> WORK TO COMPLETE
Present each line of the entries below that holds the word "hood".
§ §
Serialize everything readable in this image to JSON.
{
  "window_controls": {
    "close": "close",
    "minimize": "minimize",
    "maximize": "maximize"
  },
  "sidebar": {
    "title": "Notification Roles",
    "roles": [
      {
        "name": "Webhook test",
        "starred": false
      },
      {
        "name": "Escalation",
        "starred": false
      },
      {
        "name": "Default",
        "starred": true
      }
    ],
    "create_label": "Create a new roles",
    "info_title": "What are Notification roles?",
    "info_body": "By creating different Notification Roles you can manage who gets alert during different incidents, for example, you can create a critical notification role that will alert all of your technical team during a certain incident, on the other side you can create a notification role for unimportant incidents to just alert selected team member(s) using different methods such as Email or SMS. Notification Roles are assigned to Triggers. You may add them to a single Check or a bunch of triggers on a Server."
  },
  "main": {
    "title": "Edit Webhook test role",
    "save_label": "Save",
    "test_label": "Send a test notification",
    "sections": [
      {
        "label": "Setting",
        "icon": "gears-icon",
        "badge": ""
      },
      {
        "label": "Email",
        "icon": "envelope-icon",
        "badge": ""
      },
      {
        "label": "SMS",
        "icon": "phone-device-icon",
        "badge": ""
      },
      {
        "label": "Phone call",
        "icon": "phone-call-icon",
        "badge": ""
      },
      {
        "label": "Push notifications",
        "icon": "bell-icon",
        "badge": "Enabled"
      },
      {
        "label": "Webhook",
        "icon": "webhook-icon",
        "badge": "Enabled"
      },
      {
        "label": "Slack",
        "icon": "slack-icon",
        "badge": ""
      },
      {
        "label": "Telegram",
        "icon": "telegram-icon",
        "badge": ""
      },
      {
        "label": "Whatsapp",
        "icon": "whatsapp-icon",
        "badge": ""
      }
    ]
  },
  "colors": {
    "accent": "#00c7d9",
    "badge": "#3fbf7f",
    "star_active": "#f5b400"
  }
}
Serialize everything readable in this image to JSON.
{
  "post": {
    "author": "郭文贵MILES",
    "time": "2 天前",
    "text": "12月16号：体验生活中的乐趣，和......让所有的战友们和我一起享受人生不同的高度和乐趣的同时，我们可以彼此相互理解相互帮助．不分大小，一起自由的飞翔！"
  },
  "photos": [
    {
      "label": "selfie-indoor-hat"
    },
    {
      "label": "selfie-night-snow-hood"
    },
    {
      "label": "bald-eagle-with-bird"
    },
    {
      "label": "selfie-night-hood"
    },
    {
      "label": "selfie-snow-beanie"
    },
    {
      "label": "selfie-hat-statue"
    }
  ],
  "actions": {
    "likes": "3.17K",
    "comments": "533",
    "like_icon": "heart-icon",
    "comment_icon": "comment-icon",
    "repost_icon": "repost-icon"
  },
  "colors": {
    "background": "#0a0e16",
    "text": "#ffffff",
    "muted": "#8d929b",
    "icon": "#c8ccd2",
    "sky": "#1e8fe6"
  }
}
§ §
> THE SOLUTION
      "label": "selfie-night-snow-hood"
      "label": "selfie-night-hood"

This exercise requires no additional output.